> MATERIALS PROVIDED
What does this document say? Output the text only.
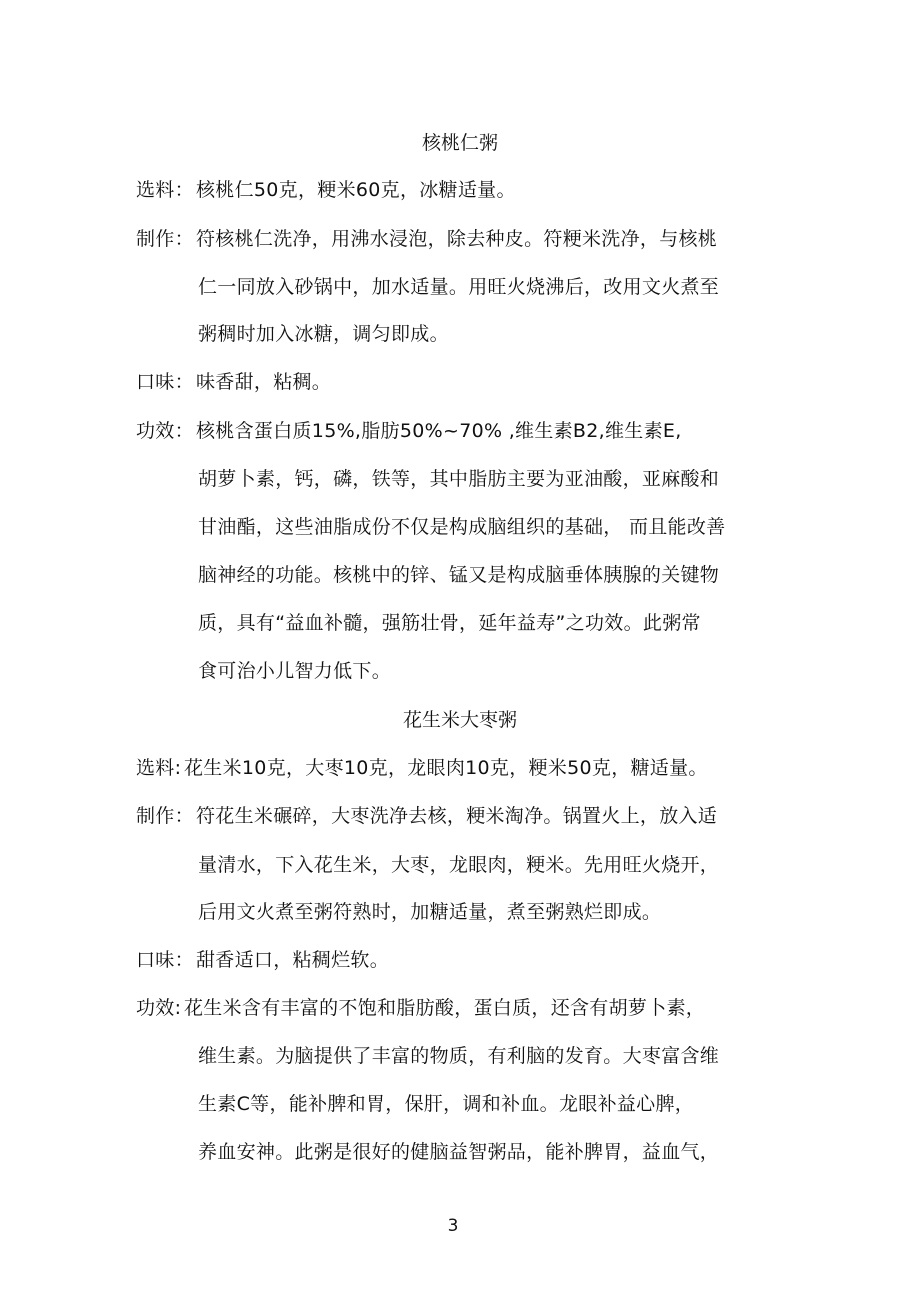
核桃仁粥
选料： 核桃仁50克，粳米60克，冰糖适量。
制作： 符核桃仁洗净，用沸水浸泡，除去种皮。符粳米洗净，与核桃
仁一同放入砂锅中，加水适量。用旺火烧沸后，改用文火煮至
粥稠时加入冰糖，调匀即成。
口味： 味香甜，粘稠。
功效： 核桃含蛋白质15%,脂肪50%~70% ,维生素B2,维生素E,
胡萝卜素，钙，磷，铁等，其中脂肪主要为亚油酸，亚麻酸和
甘油酯，这些油脂成份不仅是构成脑组织的基础， 而且能改善
脑神经的功能。核桃中的锌、锰又是构成脑垂体胰腺的关键物
质，具有“益血补髓，强筋壮骨，延年益寿”之功效。此粥常
食可治小儿智力低下。
花生米大枣粥
选料: 花生米10克，大枣10克，龙眼肉10克，粳米50克，糖适量。
制作： 符花生米碾碎，大枣洗净去核，粳米淘净。锅置火上，放入适
量清水，下入花生米，大枣，龙眼肉，粳米。先用旺火烧开，
后用文火煮至粥符熟时，加糖适量，煮至粥熟烂即成。
口味： 甜香适口，粘稠烂软。
功效: 花生米含有丰富的不饱和脂肪酸，蛋白质，还含有胡萝卜素，
维生素。为脑提供了丰富的物质，有利脑的发育。大枣富含维
生素C等，能补脾和胃，保肝，调和补血。龙眼补益心脾，
养血安神。此粥是很好的健脑益智粥品，能补脾胃，益血气，
3
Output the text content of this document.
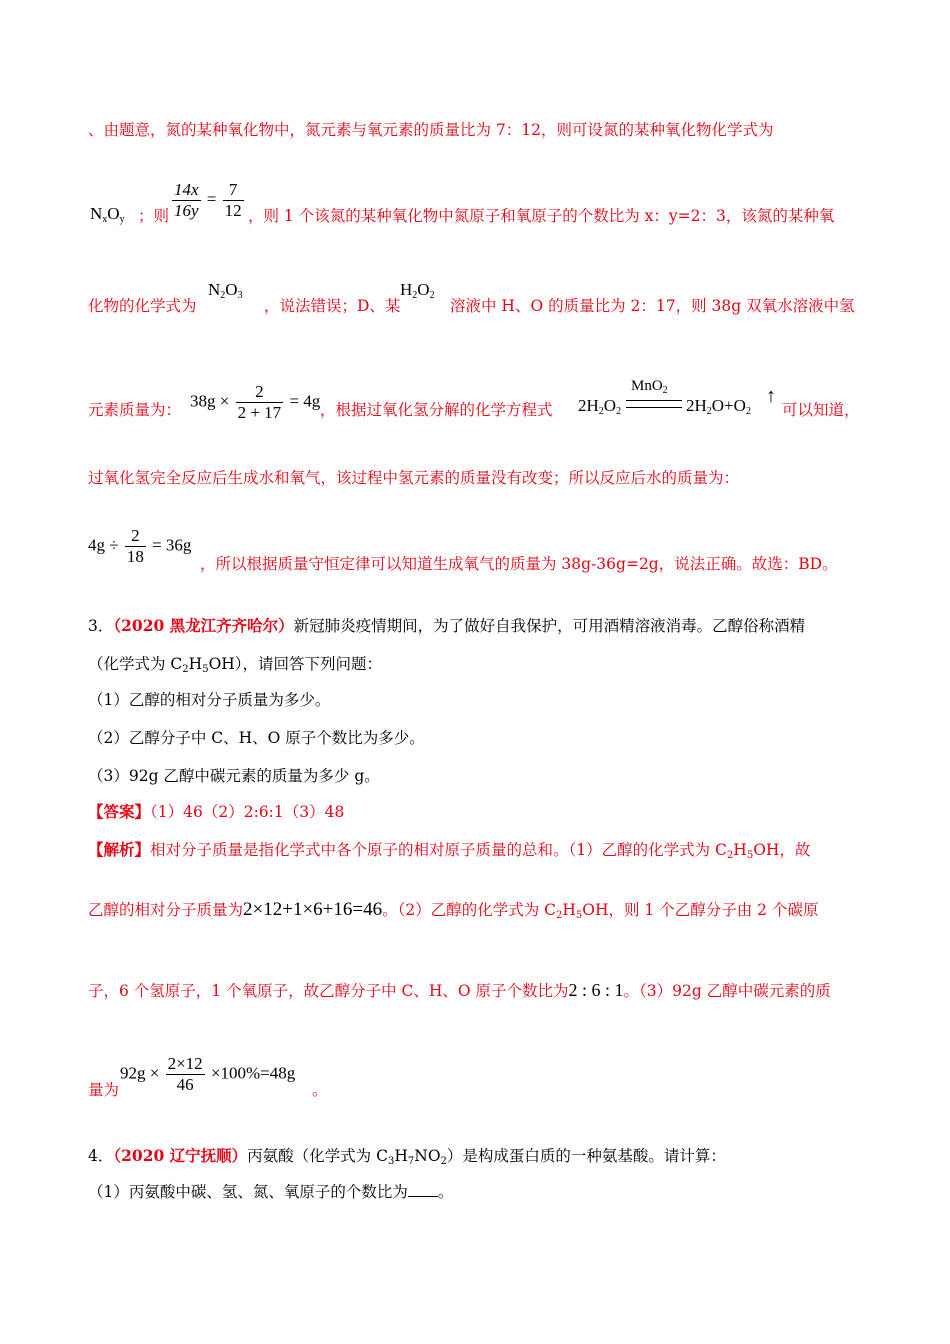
、由题意，氮的某种氧化物中，氮元素与氧元素的质量比为 7：12，则可设氮的某种氧化物化学式为
$N_xO_y$ ；则 $\frac{14x}{16y} = \frac{7}{12}$ ，则 1 个该氮的某种氧化物中氮原子和氧原子的个数比为 x：y=2：3，该氮的某种氧
化物的化学式为
$N_2O_3$
，说法错误；D、某
$H_2O_2$
溶液中 H、O 的质量比为 2：17，则 38g 双氧水溶液中氢
元素质量为： $38g \times \frac{2}{2 + 17} = 4g$ ，根据过氧化氢分解的化学方程式 $2H_2O_2$
MnO$_2$
$2H_2O+O_2$
↑
可以知道，
过氧化氢完全反应后生成水和氧气，该过程中氢元素的质量没有改变；所以反应后水的质量为：
$4g \div \frac{2}{18} = 36g$
，所以根据质量守恒定律可以知道生成氧气的质量为 38g-36g=2g，说法正确。故选：BD。
3．（2020 黑龙江齐齐哈尔）新冠肺炎疫情期间，为了做好自我保护，可用酒精溶液消毒。乙醇俗称酒精
（化学式为 $C_2H_5OH$），请回答下列问题：
（1）乙醇的相对分子质量为多少。
（2）乙醇分子中 C、H、O 原子个数比为多少。
（3）92g 乙醇中碳元素的质量为多少 g。
【答案】（1）46（2）2:6:1（3）48
【解析】相对分子质量是指化学式中各个原子的相对原子质量的总和。（1）乙醇的化学式为 $C_2H_5OH$，故
乙醇的相对分子质量为2×12+1×6+16=46。（2）乙醇的化学式为 $C_2H_5OH$，则 1 个乙醇分子由 2 个碳原
子，6 个氢原子，1 个氧原子，故乙醇分子中 C、H、O 原子个数比为2 : 6 : 1。（3）92g 乙醇中碳元素的质
量为
$92g \times \frac{2\times 12}{46} \times 100\%=48g$
。
4．（2020 辽宁抚顺）丙氨酸（化学式为 $C_3H_7NO_2$）是构成蛋白质的一种氨基酸。请计算：
（1）丙氨酸中碳、氢、氮、氧原子的个数比为 。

> EXERCISE BRIEF
Would you set down the listing exactly, omitting pictures?

> WRITTEN REPLY
What does this document say? Output the text only.
核桃仁粥
选料： 核桃仁50克，粳米60克，冰糖适量。
制作： 符核桃仁洗净，用沸水浸泡，除去种皮。符粳米洗净，与核桃
仁一同放入砂锅中，加水适量。用旺火烧沸后，改用文火煮至
粥稠时加入冰糖，调匀即成。
口味： 味香甜，粘稠。
功效： 核桃含蛋白质15%,脂肪50%~70% ,维生素B2,维生素E,
胡萝卜素，钙，磷，铁等，其中脂肪主要为亚油酸，亚麻酸和
甘油酯，这些油脂成份不仅是构成脑组织的基础， 而且能改善
脑神经的功能。核桃中的锌、锰又是构成脑垂体胰腺的关键物
质，具有“益血补髓，强筋壮骨，延年益寿”之功效。此粥常
食可治小儿智力低下。
花生米大枣粥
选料: 花生米10克，大枣10克，龙眼肉10克，粳米50克，糖适量。
制作： 符花生米碾碎，大枣洗净去核，粳米淘净。锅置火上，放入适
量清水，下入花生米，大枣，龙眼肉，粳米。先用旺火烧开，
后用文火煮至粥符熟时，加糖适量，煮至粥熟烂即成。
口味： 甜香适口，粘稠烂软。
功效: 花生米含有丰富的不饱和脂肪酸，蛋白质，还含有胡萝卜素，
维生素。为脑提供了丰富的物质，有利脑的发育。大枣富含维
生素C等，能补脾和胃，保肝，调和补血。龙眼补益心脾，
养血安神。此粥是很好的健脑益智粥品，能补脾胃，益血气，
3
Output the text content of this document.
、由题意，氮的某种氧化物中，氮元素与氧元素的质量比为 7：12，则可设氮的某种氧化物化学式为
$N_xO_y$ ；则 $\frac{14x}{16y} = \frac{7}{12}$ ，则 1 个该氮的某种氧化物中氮原子和氧原子的个数比为 x：y=2：3，该氮的某种氧
化物的化学式为
$N_2O_3$
，说法错误；D、某
$H_2O_2$
溶液中 H、O 的质量比为 2：17，则 38g 双氧水溶液中氢
元素质量为： $38g \times \frac{2}{2 + 17} = 4g$ ，根据过氧化氢分解的化学方程式 $2H_2O_2$
MnO$_2$
$2H_2O+O_2$
↑
可以知道，
过氧化氢完全反应后生成水和氧气，该过程中氢元素的质量没有改变；所以反应后水的质量为：
$4g \div \frac{2}{18} = 36g$
，所以根据质量守恒定律可以知道生成氧气的质量为 38g-36g=2g，说法正确。故选：BD。
3．（2020 黑龙江齐齐哈尔）新冠肺炎疫情期间，为了做好自我保护，可用酒精溶液消毒。乙醇俗称酒精
（化学式为 $C_2H_5OH$），请回答下列问题：
（1）乙醇的相对分子质量为多少。
（2）乙醇分子中 C、H、O 原子个数比为多少。
（3）92g 乙醇中碳元素的质量为多少 g。
【答案】（1）46（2）2:6:1（3）48
【解析】相对分子质量是指化学式中各个原子的相对原子质量的总和。（1）乙醇的化学式为 $C_2H_5OH$，故
乙醇的相对分子质量为2×12+1×6+16=46。（2）乙醇的化学式为 $C_2H_5OH$，则 1 个乙醇分子由 2 个碳原
子，6 个氢原子，1 个氧原子，故乙醇分子中 C、H、O 原子个数比为2 : 6 : 1。（3）92g 乙醇中碳元素的质
量为
$92g \times \frac{2\times 12}{46} \times 100\%=48g$
。
4．（2020 辽宁抚顺）丙氨酸（化学式为 $C_3H_7NO_2$）是构成蛋白质的一种氨基酸。请计算：
（1）丙氨酸中碳、氢、氮、氧原子的个数比为 。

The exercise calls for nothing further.